**** TASK DATA
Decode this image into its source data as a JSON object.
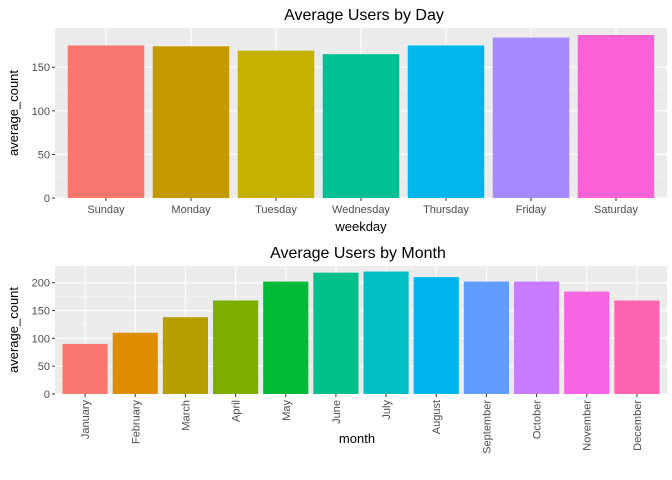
{
  "chart_data": [
    {
      "type": "bar",
      "title": "Average Users by Day",
      "xlabel": "weekday",
      "ylabel": "average_count",
      "categories": [
        "Sunday",
        "Monday",
        "Tuesday",
        "Wednesday",
        "Thursday",
        "Friday",
        "Saturday"
      ],
      "values": [
        175,
        174,
        169,
        165,
        175,
        184,
        187
      ],
      "colors": [
        "#F8766D",
        "#C49A00",
        "#C4B100",
        "#00C094",
        "#00B6EB",
        "#A58AFF",
        "#FB61D7"
      ],
      "yticks": [
        0,
        50,
        100,
        150
      ],
      "ylim": [
        0,
        195
      ],
      "grid": true,
      "legend": "none"
    },
    {
      "type": "bar",
      "title": "Average Users by Month",
      "xlabel": "month",
      "ylabel": "average_count",
      "categories": [
        "January",
        "February",
        "March",
        "April",
        "May",
        "June",
        "July",
        "August",
        "September",
        "October",
        "November",
        "December"
      ],
      "values": [
        90,
        110,
        138,
        168,
        202,
        218,
        220,
        210,
        202,
        202,
        184,
        168
      ],
      "colors": [
        "#F8766D",
        "#DE8C00",
        "#B79F00",
        "#7CAE00",
        "#00BA38",
        "#00C08B",
        "#00BFC4",
        "#00B4F0",
        "#619CFF",
        "#C77CFF",
        "#F564E3",
        "#FF64B0"
      ],
      "yticks": [
        0,
        50,
        100,
        150,
        200
      ],
      "ylim": [
        0,
        230
      ],
      "grid": true,
      "legend": "none"
    }
  ]
}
********
* [PROBLEM TO SOLVE]: Reproduce the material above in full and without alteration, but skip all pictures.

* [COMPLETE RESPONSE]:
Decode this image into its source data as a JSON object.
{
  "chart_data": [
    {
      "type": "bar",
      "title": "Average Users by Day",
      "xlabel": "weekday",
      "ylabel": "average_count",
      "categories": [
        "Sunday",
        "Monday",
        "Tuesday",
        "Wednesday",
        "Thursday",
        "Friday",
        "Saturday"
      ],
      "values": [
        175,
        174,
        169,
        165,
        175,
        184,
        187
      ],
      "colors": [
        "#F8766D",
        "#C49A00",
        "#C4B100",
        "#00C094",
        "#00B6EB",
        "#A58AFF",
        "#FB61D7"
      ],
      "yticks": [
        0,
        50,
        100,
        150
      ],
      "ylim": [
        0,
        195
      ],
      "grid": true,
      "legend": "none"
    },
    {
      "type": "bar",
      "title": "Average Users by Month",
      "xlabel": "month",
      "ylabel": "average_count",
      "categories": [
        "January",
        "February",
        "March",
        "April",
        "May",
        "June",
        "July",
        "August",
        "September",
        "October",
        "November",
        "December"
      ],
      "values": [
        90,
        110,
        138,
        168,
        202,
        218,
        220,
        210,
        202,
        202,
        184,
        168
      ],
      "colors": [
        "#F8766D",
        "#DE8C00",
        "#B79F00",
        "#7CAE00",
        "#00BA38",
        "#00C08B",
        "#00BFC4",
        "#00B4F0",
        "#619CFF",
        "#C77CFF",
        "#F564E3",
        "#FF64B0"
      ],
      "yticks": [
        0,
        50,
        100,
        150,
        200
      ],
      "ylim": [
        0,
        230
      ],
      "grid": true,
      "legend": "none"
    }
  ]
}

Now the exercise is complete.